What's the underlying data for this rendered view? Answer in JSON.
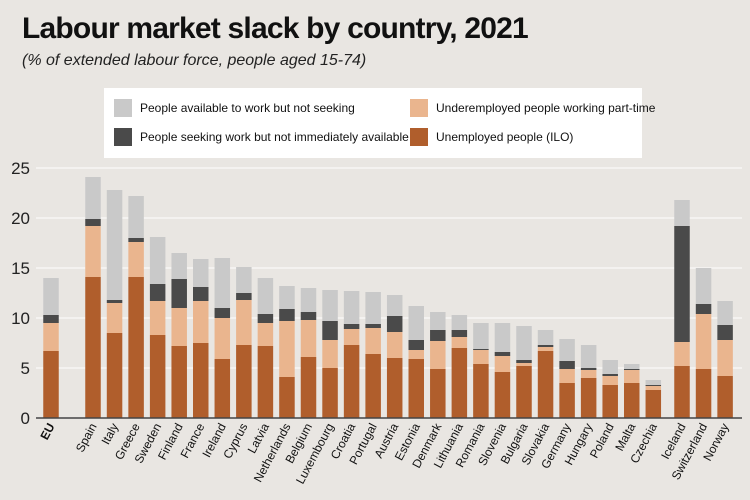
{
  "title": "Labour market slack by country, 2021",
  "subtitle": "(% of extended labour force, people aged 15-74)",
  "colors": {
    "available_not_seeking": "#c9c9c9",
    "seeking_not_available": "#4a4a4a",
    "underemployed_part_time": "#eab58e",
    "unemployed": "#b05e2c",
    "axis": "#444444",
    "grid": "#ffffff"
  },
  "chart_data": {
    "type": "bar",
    "stacked": true,
    "title": "Labour market slack by country, 2021",
    "subtitle": "(% of extended labour force, people aged 15-74)",
    "ylim": [
      0,
      25
    ],
    "yticks": [
      0,
      5,
      10,
      15,
      20,
      25
    ],
    "grid": true,
    "legend_position": "top",
    "categories": [
      "EU",
      "Spain",
      "Italy",
      "Greece",
      "Sweden",
      "Finland",
      "France",
      "Ireland",
      "Cyprus",
      "Latvia",
      "Netherlands",
      "Belgium",
      "Luxembourg",
      "Croatia",
      "Portugal",
      "Austria",
      "Estonia",
      "Denmark",
      "Lithuania",
      "Romania",
      "Slovenia",
      "Bulgaria",
      "Slovakia",
      "Germany",
      "Hungary",
      "Poland",
      "Malta",
      "Czechia",
      "Iceland",
      "Switzerland",
      "Norway"
    ],
    "bold_categories": [
      "EU"
    ],
    "category_groups": [
      1,
      27,
      3
    ],
    "series": [
      {
        "name": "Unemployed people (ILO)",
        "color": "#b05e2c",
        "values": [
          6.7,
          14.1,
          8.5,
          14.1,
          8.3,
          7.2,
          7.5,
          5.9,
          7.3,
          7.2,
          4.1,
          6.1,
          5.0,
          7.3,
          6.4,
          6.0,
          5.9,
          4.9,
          7.0,
          5.4,
          4.6,
          5.2,
          6.7,
          3.5,
          4.0,
          3.3,
          3.5,
          2.8,
          5.2,
          4.9,
          4.2
        ]
      },
      {
        "name": "Underemployed people working part-time",
        "color": "#eab58e",
        "values": [
          2.8,
          5.1,
          3.0,
          3.5,
          3.4,
          3.8,
          4.2,
          4.1,
          4.5,
          2.3,
          5.6,
          3.7,
          2.8,
          1.6,
          2.6,
          2.6,
          0.9,
          2.8,
          1.1,
          1.4,
          1.6,
          0.3,
          0.4,
          1.4,
          0.8,
          0.9,
          1.3,
          0.4,
          2.4,
          5.5,
          3.6
        ]
      },
      {
        "name": "People seeking work but not immediately available",
        "color": "#4a4a4a",
        "values": [
          0.8,
          0.7,
          0.3,
          0.4,
          1.7,
          2.9,
          1.4,
          1.0,
          0.7,
          0.9,
          1.2,
          0.8,
          1.9,
          0.5,
          0.4,
          1.6,
          1.0,
          1.1,
          0.7,
          0.1,
          0.4,
          0.3,
          0.2,
          0.8,
          0.2,
          0.2,
          0.1,
          0.1,
          11.6,
          1.0,
          1.5
        ]
      },
      {
        "name": "People available to work but not seeking",
        "color": "#c9c9c9",
        "values": [
          3.7,
          4.2,
          11.0,
          4.2,
          4.7,
          2.6,
          2.8,
          5.0,
          2.6,
          3.6,
          2.3,
          2.4,
          3.1,
          3.3,
          3.2,
          2.1,
          3.4,
          1.8,
          1.5,
          2.6,
          2.9,
          3.4,
          1.5,
          2.2,
          2.3,
          1.4,
          0.5,
          0.5,
          2.6,
          3.6,
          2.4
        ]
      }
    ]
  },
  "legend": [
    {
      "label": "People available to work but not seeking",
      "color": "#c9c9c9"
    },
    {
      "label": "People seeking work but not immediately available",
      "color": "#4a4a4a"
    },
    {
      "label": "Underemployed people working part-time",
      "color": "#eab58e"
    },
    {
      "label": "Unemployed people (ILO)",
      "color": "#b05e2c"
    }
  ]
}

|---|

▶ [What you need to do]:
Return every line from the records above that holds the word "aged".

▶ [Exercise result]:
  "subtitle": "(% of extended labour force, people aged 15-74)",
    "subtitle": "(% of extended labour force, people aged 15-74)",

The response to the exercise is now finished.